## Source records
○ ○ ○ ○ ○
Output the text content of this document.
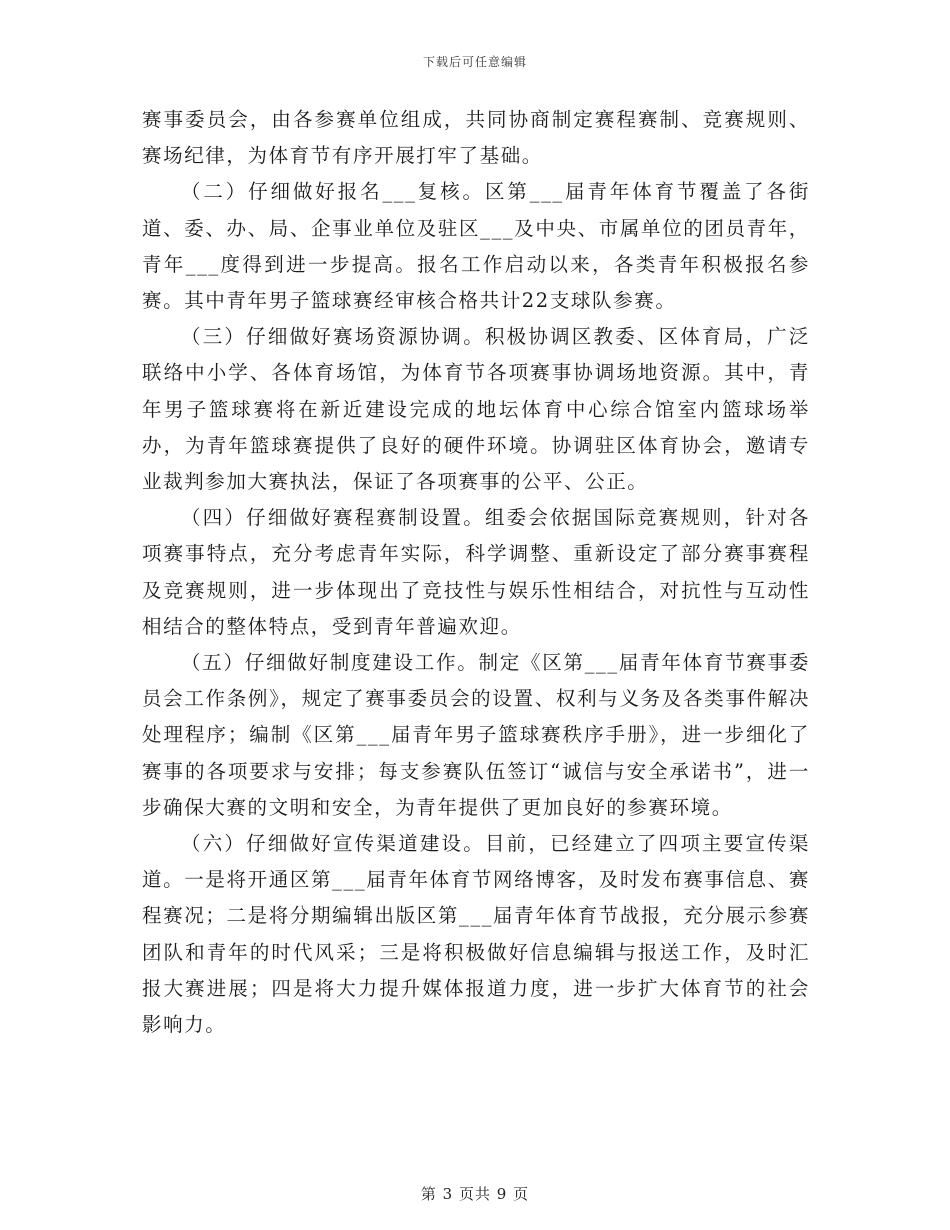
下载后可任意编辑

赛事委员会，由各参赛单位组成，共同协商制定赛程赛制、竞赛规则、赛场纪律，为体育节有序开展打牢了基础。

（二）仔细做好报名___复核。区第___届青年体育节覆盖了各街道、委、办、局、企事业单位及驻区___及中央、市属单位的团员青年，青年___度得到进一步提高。报名工作启动以来，各类青年积极报名参赛。其中青年男子篮球赛经审核合格共计22支球队参赛。

（三）仔细做好赛场资源协调。积极协调区教委、区体育局，广泛联络中小学、各体育场馆，为体育节各项赛事协调场地资源。其中，青年男子篮球赛将在新近建设完成的地坛体育中心综合馆室内篮球场举办，为青年篮球赛提供了良好的硬件环境。协调驻区体育协会，邀请专业裁判参加大赛执法，保证了各项赛事的公平、公正。

（四）仔细做好赛程赛制设置。组委会依据国际竞赛规则，针对各项赛事特点，充分考虑青年实际，科学调整、重新设定了部分赛事赛程及竞赛规则，进一步体现出了竞技性与娱乐性相结合，对抗性与互动性相结合的整体特点，受到青年普遍欢迎。

（五）仔细做好制度建设工作。制定《区第___届青年体育节赛事委员会工作条例》，规定了赛事委员会的设置、权利与义务及各类事件解决处理程序；编制《区第___届青年男子篮球赛秩序手册》，进一步细化了赛事的各项要求与安排；每支参赛队伍签订“诚信与安全承诺书”，进一步确保大赛的文明和安全，为青年提供了更加良好的参赛环境。

（六）仔细做好宣传渠道建设。目前，已经建立了四项主要宣传渠道。一是将开通区第___届青年体育节网络博客，及时发布赛事信息、赛程赛况；二是将分期编辑出版区第___届青年体育节战报，充分展示参赛团队和青年的时代风采；三是将积极做好信息编辑与报送工作，及时汇报大赛进展；四是将大力提升媒体报道力度，进一步扩大体育节的社会影响力。

第 3 页共 9 页
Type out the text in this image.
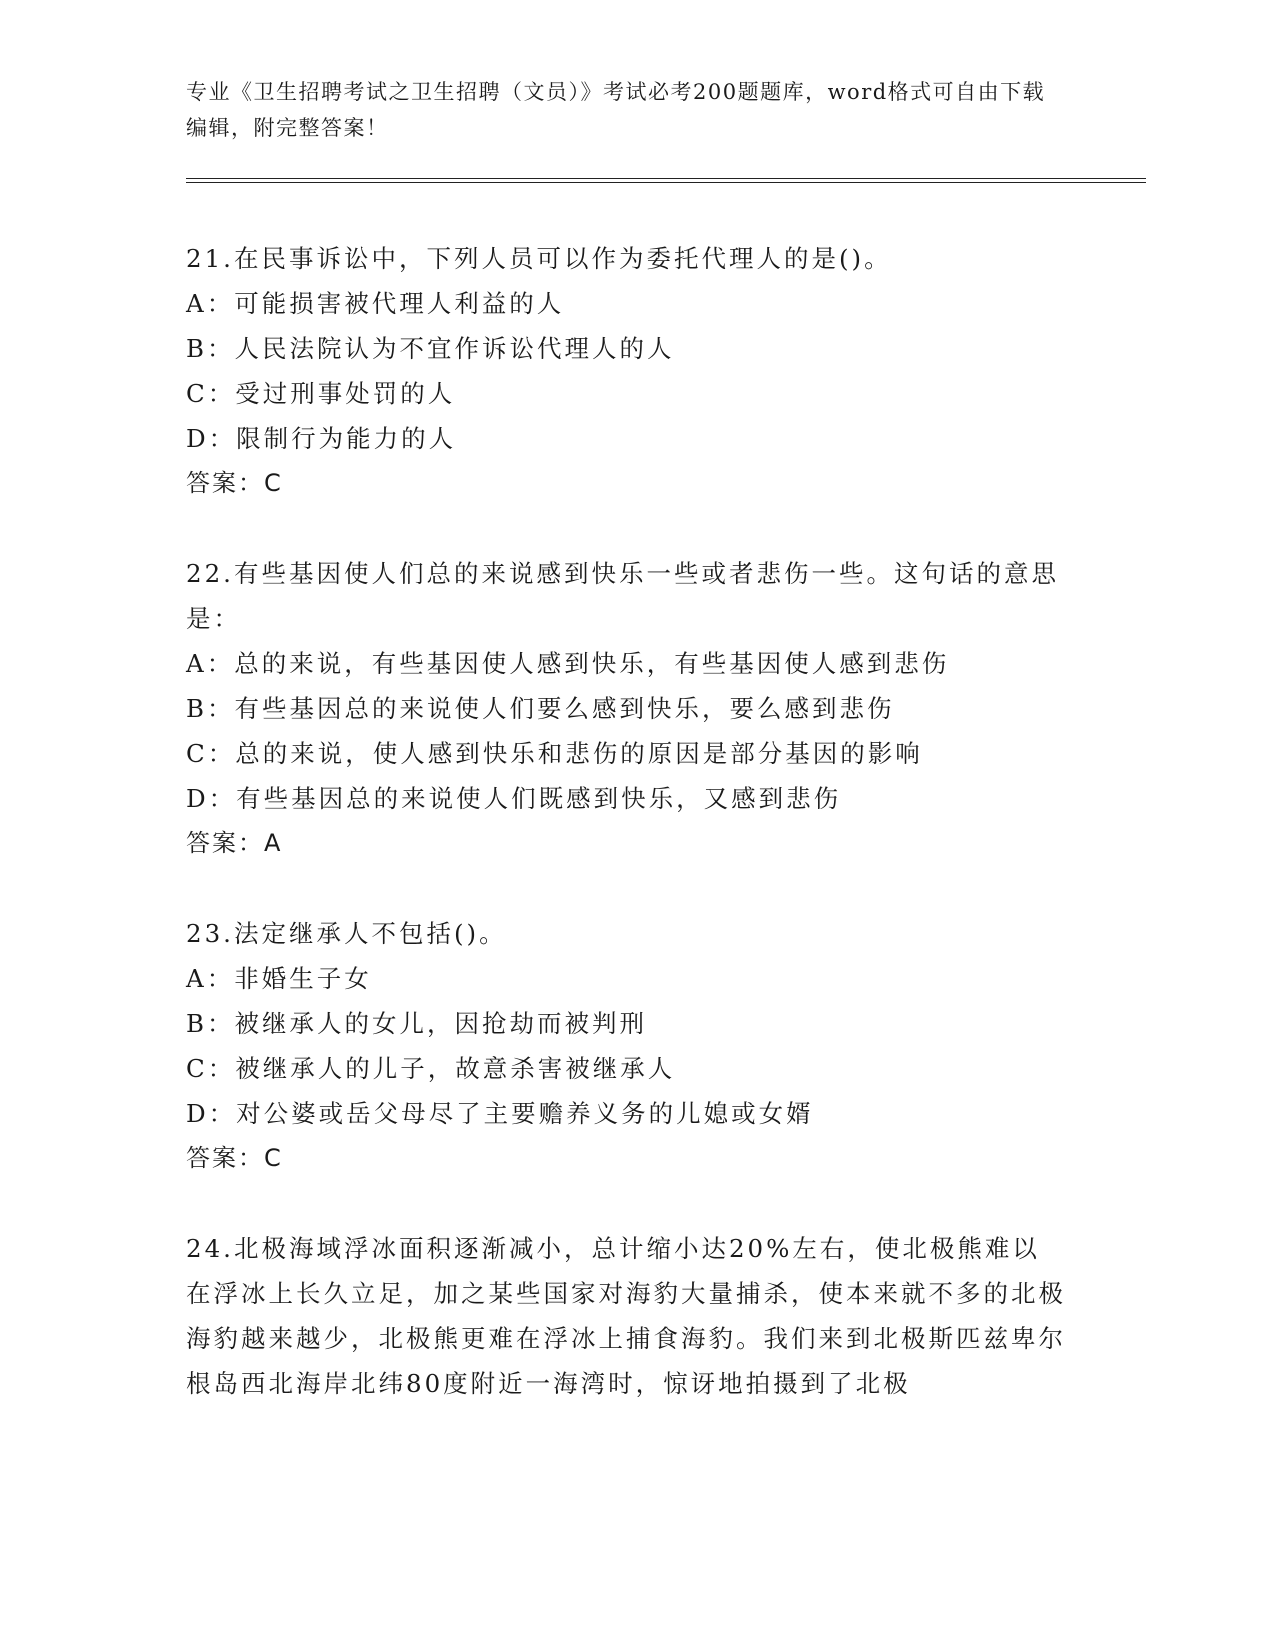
专业《卫生招聘考试之卫生招聘（文员）》考试必考200题题库，word格式可自由下载编辑，附完整答案！
21.在民事诉讼中，下列人员可以作为委托代理人的是()。
A：可能损害被代理人利益的人
B：人民法院认为不宜作诉讼代理人的人
C：受过刑事处罚的人
D：限制行为能力的人
答案：C
22.有些基因使人们总的来说感到快乐一些或者悲伤一些。这句话的意思是：
A：总的来说，有些基因使人感到快乐，有些基因使人感到悲伤
B：有些基因总的来说使人们要么感到快乐，要么感到悲伤
C：总的来说，使人感到快乐和悲伤的原因是部分基因的影响
D：有些基因总的来说使人们既感到快乐，又感到悲伤
答案：A
23.法定继承人不包括()。
A：非婚生子女
B：被继承人的女儿，因抢劫而被判刑
C：被继承人的儿子，故意杀害被继承人
D：对公婆或岳父母尽了主要赡养义务的儿媳或女婿
答案：C
24.北极海域浮冰面积逐渐减小，总计缩小达20%左右，使北极熊难以在浮冰上长久立足，加之某些国家对海豹大量捕杀，使本来就不多的北极海豹越来越少，北极熊更难在浮冰上捕食海豹。我们来到北极斯匹兹卑尔根岛西北海岸北纬80度附近一海湾时，惊讶地拍摄到了北极
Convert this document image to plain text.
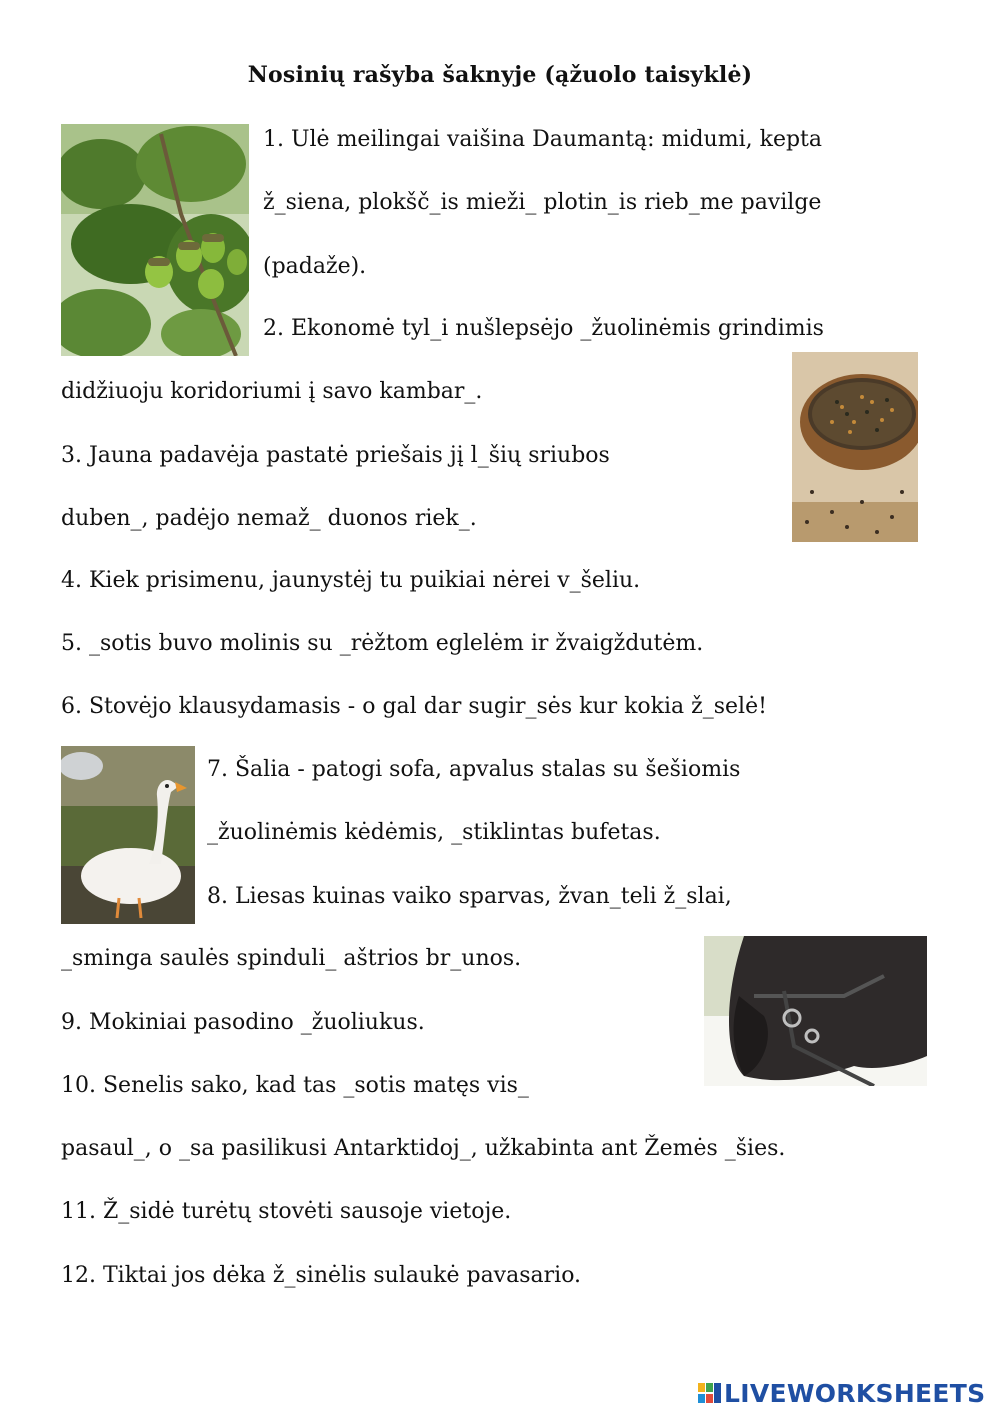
Nosinių rašyba šaknyje (ąžuolo taisyklė)
1. Ulė meilingai vaišina Daumantą: midumi, kepta
ž_siena, plokšč_is mieži_ plotin_is rieb_me pavilge
(padaže).
2. Ekonomė tyl_i nušlepsėjo _žuolinėmis grindimis
didžiuoju koridoriumi į savo kambar_.
3. Jauna padavėja pastatė priešais jį l_šių sriubos
duben_, padėjo nemaž_ duonos riek_.
4. Kiek prisimenu, jaunystėj tu puikiai nėrei v_šeliu.
5. _sotis buvo molinis su _rėžtom eglelėm ir žvaigždutėm.
6. Stovėjo klausydamasis - o gal dar sugir_sės kur kokia ž_selė!
7. Šalia - patogi sofa, apvalus stalas su šešiomis
_žuolinėmis kėdėmis, _stiklintas bufetas.
8. Liesas kuinas vaiko sparvas, žvan_teli ž_slai,
_sminga saulės spinduli_ aštrios br_unos.
9. Mokiniai pasodino _žuoliukus.
10. Senelis sako, kad tas _sotis matęs vis_
pasaul_, o _sa pasilikusi Antarktidoj_, užkabinta ant Žemės _šies.
11. Ž_sidė turėtų stovėti sausoje vietoje.
12. Tiktai jos dėka ž_sinėlis sulaukė pavasario.
LIVEWORKSHEETS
○ ○ ○ ○ ○
## STATED GOAL
Using the records above, find and show each line with the string "this".

## OUTPUT BELOW
Output the text content of this document.
Type out the text in this image.
Convert this document image to plain text.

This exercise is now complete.